For the material that follows, list every line containing the word "gian".

— start Data for this exercise —

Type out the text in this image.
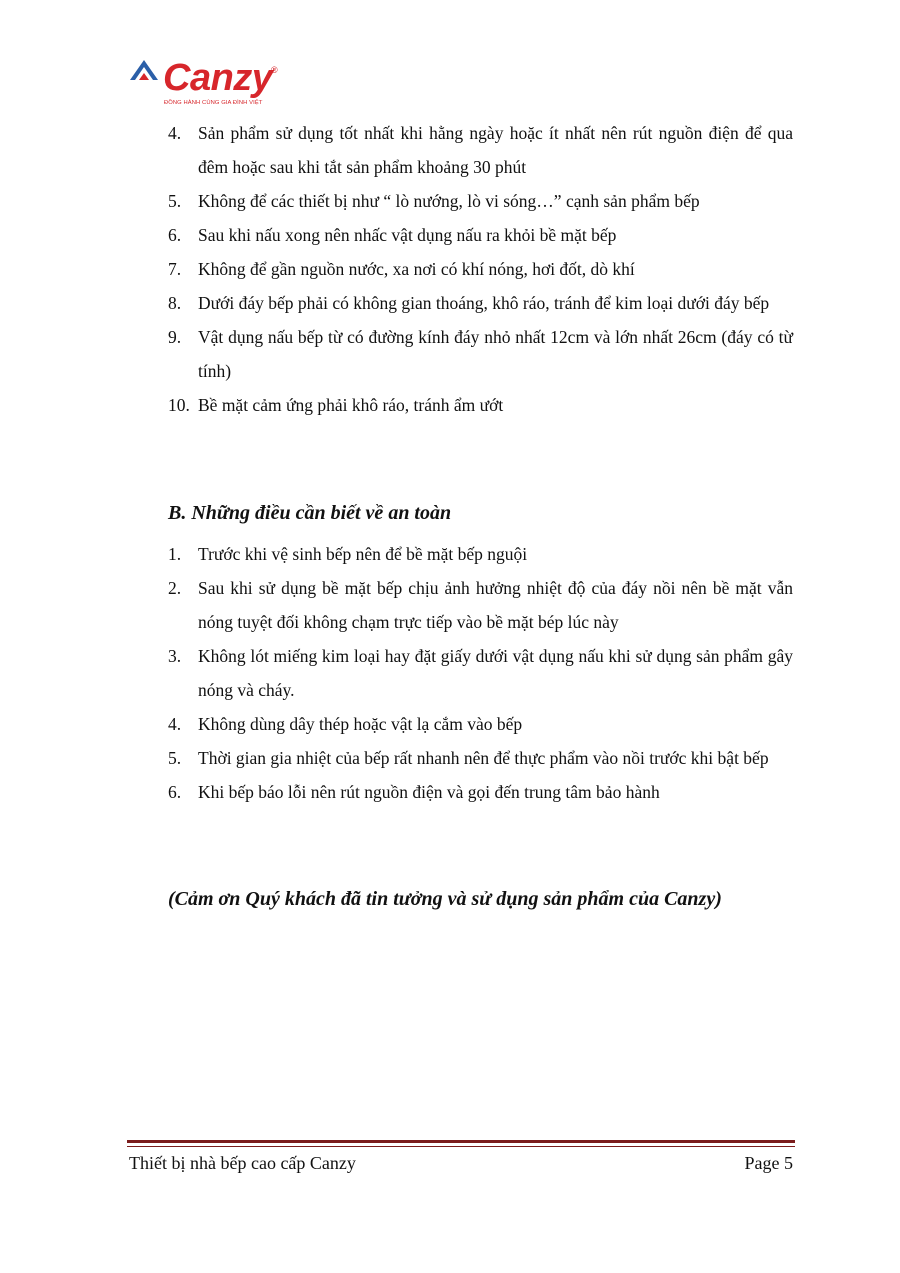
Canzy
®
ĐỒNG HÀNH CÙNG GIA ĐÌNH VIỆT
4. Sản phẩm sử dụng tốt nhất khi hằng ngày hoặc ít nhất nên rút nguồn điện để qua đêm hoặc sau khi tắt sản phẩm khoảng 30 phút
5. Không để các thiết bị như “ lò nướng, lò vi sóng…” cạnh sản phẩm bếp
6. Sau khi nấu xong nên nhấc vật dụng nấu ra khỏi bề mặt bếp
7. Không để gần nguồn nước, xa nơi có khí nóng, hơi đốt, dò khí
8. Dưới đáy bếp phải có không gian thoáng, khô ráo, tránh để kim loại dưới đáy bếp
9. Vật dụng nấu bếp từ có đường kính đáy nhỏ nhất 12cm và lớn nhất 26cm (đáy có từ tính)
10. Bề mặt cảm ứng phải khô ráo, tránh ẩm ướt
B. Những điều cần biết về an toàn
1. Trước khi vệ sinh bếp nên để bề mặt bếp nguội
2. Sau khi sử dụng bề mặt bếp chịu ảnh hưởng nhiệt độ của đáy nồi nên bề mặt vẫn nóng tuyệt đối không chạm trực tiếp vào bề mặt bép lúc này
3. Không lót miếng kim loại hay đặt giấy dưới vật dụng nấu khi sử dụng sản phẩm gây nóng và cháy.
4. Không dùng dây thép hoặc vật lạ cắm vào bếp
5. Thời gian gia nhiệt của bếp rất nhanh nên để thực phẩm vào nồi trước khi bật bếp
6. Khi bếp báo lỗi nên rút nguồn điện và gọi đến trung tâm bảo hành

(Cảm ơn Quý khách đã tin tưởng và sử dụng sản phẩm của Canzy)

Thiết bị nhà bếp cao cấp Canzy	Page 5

— end Data for this exercise —

* [Correct result]:
8. Dưới đáy bếp phải có không gian thoáng, khô ráo, tránh để kim loại dưới đáy bếp
5. Thời gian gia nhiệt của bếp rất nhanh nên để thực phẩm vào nồi trước khi bật bếp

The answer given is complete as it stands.